Exercise instructions: For each line below that includes the word "JSON", make a copy.

[Items from a data source]

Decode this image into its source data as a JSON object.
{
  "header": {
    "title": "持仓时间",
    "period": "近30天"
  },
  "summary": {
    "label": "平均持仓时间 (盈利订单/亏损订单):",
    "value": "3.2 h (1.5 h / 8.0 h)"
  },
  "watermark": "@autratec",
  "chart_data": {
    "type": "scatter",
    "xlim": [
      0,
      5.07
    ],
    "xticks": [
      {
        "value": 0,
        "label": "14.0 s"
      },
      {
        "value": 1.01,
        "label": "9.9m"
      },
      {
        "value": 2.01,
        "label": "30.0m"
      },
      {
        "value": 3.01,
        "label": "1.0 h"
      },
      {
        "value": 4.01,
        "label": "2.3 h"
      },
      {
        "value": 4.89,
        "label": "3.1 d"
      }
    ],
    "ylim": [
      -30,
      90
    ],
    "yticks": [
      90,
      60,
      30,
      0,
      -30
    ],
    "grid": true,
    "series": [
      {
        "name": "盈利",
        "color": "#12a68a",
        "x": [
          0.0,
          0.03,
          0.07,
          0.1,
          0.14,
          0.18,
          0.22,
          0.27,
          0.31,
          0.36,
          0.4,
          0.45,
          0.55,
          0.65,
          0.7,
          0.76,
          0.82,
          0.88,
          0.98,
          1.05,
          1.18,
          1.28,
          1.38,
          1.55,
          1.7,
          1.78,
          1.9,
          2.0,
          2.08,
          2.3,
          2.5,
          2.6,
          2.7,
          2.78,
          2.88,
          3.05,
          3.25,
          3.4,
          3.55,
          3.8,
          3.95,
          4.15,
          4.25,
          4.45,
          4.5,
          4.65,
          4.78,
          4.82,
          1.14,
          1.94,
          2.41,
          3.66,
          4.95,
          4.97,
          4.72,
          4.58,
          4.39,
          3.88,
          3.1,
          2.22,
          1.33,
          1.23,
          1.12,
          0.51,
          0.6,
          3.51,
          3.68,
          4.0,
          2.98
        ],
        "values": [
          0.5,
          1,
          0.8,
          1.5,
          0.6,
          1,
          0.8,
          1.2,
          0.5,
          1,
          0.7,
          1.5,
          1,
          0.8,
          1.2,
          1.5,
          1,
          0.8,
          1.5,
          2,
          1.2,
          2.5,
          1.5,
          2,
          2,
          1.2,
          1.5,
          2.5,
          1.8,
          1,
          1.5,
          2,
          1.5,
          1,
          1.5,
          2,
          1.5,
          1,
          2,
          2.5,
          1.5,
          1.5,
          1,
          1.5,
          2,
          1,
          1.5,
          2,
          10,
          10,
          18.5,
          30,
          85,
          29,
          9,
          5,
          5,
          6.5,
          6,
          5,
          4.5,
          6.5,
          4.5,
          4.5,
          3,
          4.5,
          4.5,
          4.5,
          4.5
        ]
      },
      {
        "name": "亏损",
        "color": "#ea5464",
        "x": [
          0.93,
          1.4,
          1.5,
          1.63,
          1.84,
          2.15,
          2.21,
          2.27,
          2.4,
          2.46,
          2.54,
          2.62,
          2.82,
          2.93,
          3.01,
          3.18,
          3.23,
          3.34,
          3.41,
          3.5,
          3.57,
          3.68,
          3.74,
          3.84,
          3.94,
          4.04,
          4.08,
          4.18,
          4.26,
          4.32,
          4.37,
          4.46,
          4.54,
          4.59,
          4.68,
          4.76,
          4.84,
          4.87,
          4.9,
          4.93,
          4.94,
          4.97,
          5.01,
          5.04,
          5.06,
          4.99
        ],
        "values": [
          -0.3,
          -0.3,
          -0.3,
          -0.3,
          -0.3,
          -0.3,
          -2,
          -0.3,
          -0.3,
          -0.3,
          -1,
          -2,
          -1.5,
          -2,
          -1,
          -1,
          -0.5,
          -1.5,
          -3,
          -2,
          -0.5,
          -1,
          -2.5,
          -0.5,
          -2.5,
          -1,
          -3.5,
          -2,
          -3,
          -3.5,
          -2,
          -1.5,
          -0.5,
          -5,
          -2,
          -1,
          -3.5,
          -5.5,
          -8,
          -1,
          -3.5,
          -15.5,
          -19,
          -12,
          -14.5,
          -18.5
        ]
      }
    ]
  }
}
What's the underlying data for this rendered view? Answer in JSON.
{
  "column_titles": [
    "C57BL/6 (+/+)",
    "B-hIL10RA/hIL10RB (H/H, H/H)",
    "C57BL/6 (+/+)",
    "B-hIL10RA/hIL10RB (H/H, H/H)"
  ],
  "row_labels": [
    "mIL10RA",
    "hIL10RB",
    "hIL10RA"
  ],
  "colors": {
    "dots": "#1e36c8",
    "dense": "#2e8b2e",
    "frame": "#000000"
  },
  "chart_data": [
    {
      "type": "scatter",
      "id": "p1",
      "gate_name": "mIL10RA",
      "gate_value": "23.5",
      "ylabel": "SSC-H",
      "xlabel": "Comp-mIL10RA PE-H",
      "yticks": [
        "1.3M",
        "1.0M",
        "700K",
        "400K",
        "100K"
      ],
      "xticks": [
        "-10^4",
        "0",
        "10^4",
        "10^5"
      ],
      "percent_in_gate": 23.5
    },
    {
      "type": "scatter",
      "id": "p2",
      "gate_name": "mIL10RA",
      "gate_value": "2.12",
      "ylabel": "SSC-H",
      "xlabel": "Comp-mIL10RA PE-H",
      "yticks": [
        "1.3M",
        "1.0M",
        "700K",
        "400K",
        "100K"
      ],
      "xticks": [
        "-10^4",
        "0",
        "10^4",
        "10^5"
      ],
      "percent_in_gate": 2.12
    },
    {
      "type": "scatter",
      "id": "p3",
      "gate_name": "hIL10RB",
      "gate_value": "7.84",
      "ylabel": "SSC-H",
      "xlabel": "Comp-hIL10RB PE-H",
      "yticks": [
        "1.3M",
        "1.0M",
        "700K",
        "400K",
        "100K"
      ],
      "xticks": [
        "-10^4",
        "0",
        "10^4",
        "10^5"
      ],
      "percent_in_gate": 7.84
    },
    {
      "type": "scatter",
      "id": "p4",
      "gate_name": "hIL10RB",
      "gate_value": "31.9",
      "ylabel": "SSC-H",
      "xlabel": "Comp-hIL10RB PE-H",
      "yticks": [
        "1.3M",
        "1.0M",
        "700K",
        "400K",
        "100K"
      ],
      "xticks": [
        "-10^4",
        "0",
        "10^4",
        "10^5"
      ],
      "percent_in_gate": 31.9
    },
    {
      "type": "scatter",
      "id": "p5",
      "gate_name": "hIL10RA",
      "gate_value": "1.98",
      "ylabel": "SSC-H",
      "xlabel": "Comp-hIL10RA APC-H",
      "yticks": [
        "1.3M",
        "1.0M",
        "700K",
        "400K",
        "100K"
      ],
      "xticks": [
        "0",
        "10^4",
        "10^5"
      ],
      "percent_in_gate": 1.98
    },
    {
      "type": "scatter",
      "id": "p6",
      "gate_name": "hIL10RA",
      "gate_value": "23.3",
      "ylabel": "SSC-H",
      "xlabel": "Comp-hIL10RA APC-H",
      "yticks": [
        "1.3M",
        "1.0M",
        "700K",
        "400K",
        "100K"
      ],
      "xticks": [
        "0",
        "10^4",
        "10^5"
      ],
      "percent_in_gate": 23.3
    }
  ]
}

Final result:
Decode this image into its source data as a JSON object.
What's the underlying data for this rendered view? Answer in JSON.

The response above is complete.